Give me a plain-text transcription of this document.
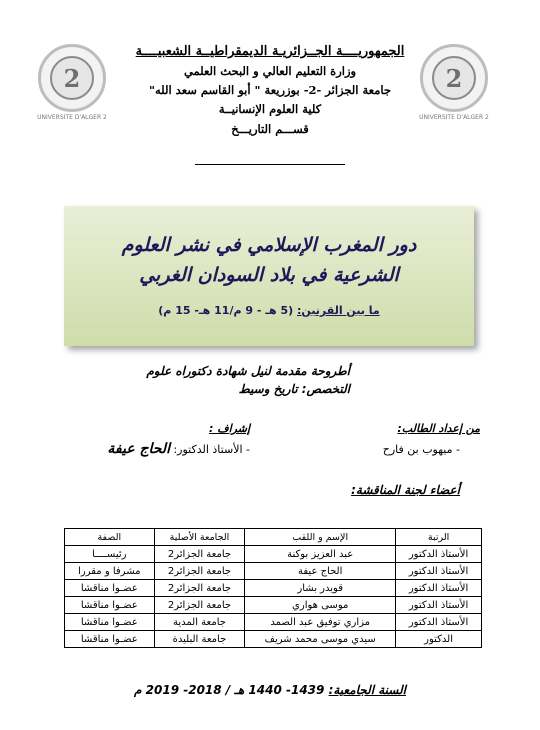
2
UNIVERSITE D'ALGER 2
2
UNIVERSITE D'ALGER 2
الجمهوريــــة الجــزائريـة الديمقراطيــة الشعبيــــة
وزارة التعليم العالي و البحث العلمي
جامعة الجزائر -2- بوزريعة " أبو القاسم سعد الله"
كلية العلوم الإنسانيــة
قســـم التاريـــخ
دور المغرب الإسلامي في نشر العلوم
الشرعية في بلاد السودان الغربي
ما بين القرنين: (5 هـ - 9 م/11 هـ- 15 م)
أطروحة مقدمة لنيل شهادة دكتوراه علوم
التخصص: تاريخ وسيط
من إعداد الطالب:
- ميهوب بن فارح
إشراف :
- الأستاذ الدكتور: الحاج عيفة
أعضاء لجنة المناقشة:
الرتبة	الإسم و اللقب	الجامعة الأصلية	الصفة
الأستاذ الدكتور	عبد العزيز بوكنة	جامعة الجزائر2	رئيســــا
الأستاذ الدكتور	الحاج عيفة	جامعة الجزائر2	مشرفا و مقررا
الأستاذ الدكتور	قويدر بشار	جامعة الجزائر2	عضـوا مناقشا
الأستاذ الدكتور	موسى هواري	جامعة الجزائر2	عضـوا مناقشا
الأستاذ الدكتور	مزاري توفيق عبد الصمد	جامعة المدية	عضـوا مناقشا
الدكتور	سيدي موسى محمد شريف	جامعة البليدة	عضـوا مناقشا
السنة الجامعية: 1439- 1440 هـ / 2018- 2019 م
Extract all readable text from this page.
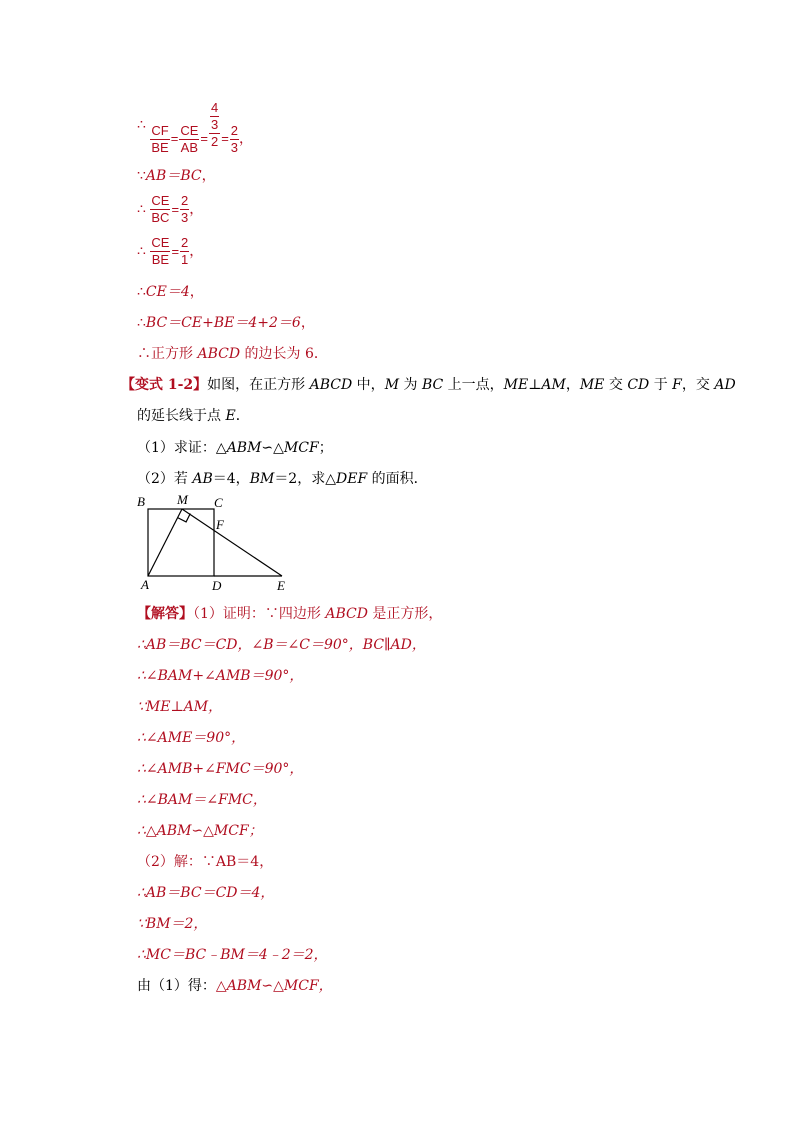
∴ $\frac{CF}{BE} = \frac{CE}{AB} = \frac{\frac{4}{3}}{2} = \frac{2}{3}$ ，
∵AB＝BC，
∴ $\frac{CE}{BC} = \frac{2}{3}$ ，
∴ $\frac{CE}{BE} = \frac{2}{1}$ ，
∴CE＝4，
∴BC＝CE+BE＝4+2＝6，
∴正方形 ABCD 的边长为 6．
【变式 1-2】如图，在正方形 ABCD 中，M 为 BC 上一点，ME⊥AM，ME 交 CD 于 F，交 AD
的延长线于点 E．
（1）求证：△ABM∽△MCF；
（2）若 AB＝4，BM＝2，求△DEF 的面积．
B M C
F
A	D	E
【解答】（1）证明：∵四边形 ABCD 是正方形，
∴AB＝BC＝CD，∠B＝∠C＝90°，BC∥AD，
∴∠BAM+∠AMB＝90°，
∵ME⊥AM，
∴∠AME＝90°，
∴∠AMB+∠FMC＝90°，
∴∠BAM＝∠FMC，
∴△ABM∽△MCF；
（2）解：∵AB＝4，
∴AB＝BC＝CD＝4，
∵BM＝2，
∴MC＝BC﹣BM＝4﹣2＝2，
由（1）得：△ABM∽△MCF，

---+---

Problem description: Every record must be copied exactly, with the pictures left out.

Exercise response:
Give me a plain-text transcription of this document.
2
UNIVERSITE D'ALGER 2
2
UNIVERSITE D'ALGER 2
الجمهوريــــة الجــزائريـة الديمقراطيــة الشعبيــــة
وزارة التعليم العالي و البحث العلمي
جامعة الجزائر -2- بوزريعة " أبو القاسم سعد الله"
كلية العلوم الإنسانيــة
قســـم التاريـــخ
دور المغرب الإسلامي في نشر العلوم
الشرعية في بلاد السودان الغربي
ما بين القرنين: (5 هـ - 9 م/11 هـ- 15 م)
أطروحة مقدمة لنيل شهادة دكتوراه علوم
التخصص: تاريخ وسيط
من إعداد الطالب:
- ميهوب بن فارح
إشراف :
- الأستاذ الدكتور: الحاج عيفة
أعضاء لجنة المناقشة:
الرتبة	الإسم و اللقب	الجامعة الأصلية	الصفة
الأستاذ الدكتور	عبد العزيز بوكنة	جامعة الجزائر2	رئيســــا
الأستاذ الدكتور	الحاج عيفة	جامعة الجزائر2	مشرفا و مقررا
الأستاذ الدكتور	قويدر بشار	جامعة الجزائر2	عضـوا مناقشا
الأستاذ الدكتور	موسى هواري	جامعة الجزائر2	عضـوا مناقشا
الأستاذ الدكتور	مزاري توفيق عبد الصمد	جامعة المدية	عضـوا مناقشا
الدكتور	سيدي موسى محمد شريف	جامعة البليدة	عضـوا مناقشا
السنة الجامعية: 1439- 1440 هـ / 2018- 2019 م
Extract all readable text from this page.
∴ $\frac{CF}{BE} = \frac{CE}{AB} = \frac{\frac{4}{3}}{2} = \frac{2}{3}$ ，
∵AB＝BC，
∴ $\frac{CE}{BC} = \frac{2}{3}$ ，
∴ $\frac{CE}{BE} = \frac{2}{1}$ ，
∴CE＝4，
∴BC＝CE+BE＝4+2＝6，
∴正方形 ABCD 的边长为 6．
【变式 1-2】如图，在正方形 ABCD 中，M 为 BC 上一点，ME⊥AM，ME 交 CD 于 F，交 AD
的延长线于点 E．
（1）求证：△ABM∽△MCF；
（2）若 AB＝4，BM＝2，求△DEF 的面积．
B M C
F
A	D	E
【解答】（1）证明：∵四边形 ABCD 是正方形，
∴AB＝BC＝CD，∠B＝∠C＝90°，BC∥AD，
∴∠BAM+∠AMB＝90°，
∵ME⊥AM，
∴∠AME＝90°，
∴∠AMB+∠FMC＝90°，
∴∠BAM＝∠FMC，
∴△ABM∽△MCF；
（2）解：∵AB＝4，
∴AB＝BC＝CD＝4，
∵BM＝2，
∴MC＝BC﹣BM＝4﹣2＝2，
由（1）得：△ABM∽△MCF，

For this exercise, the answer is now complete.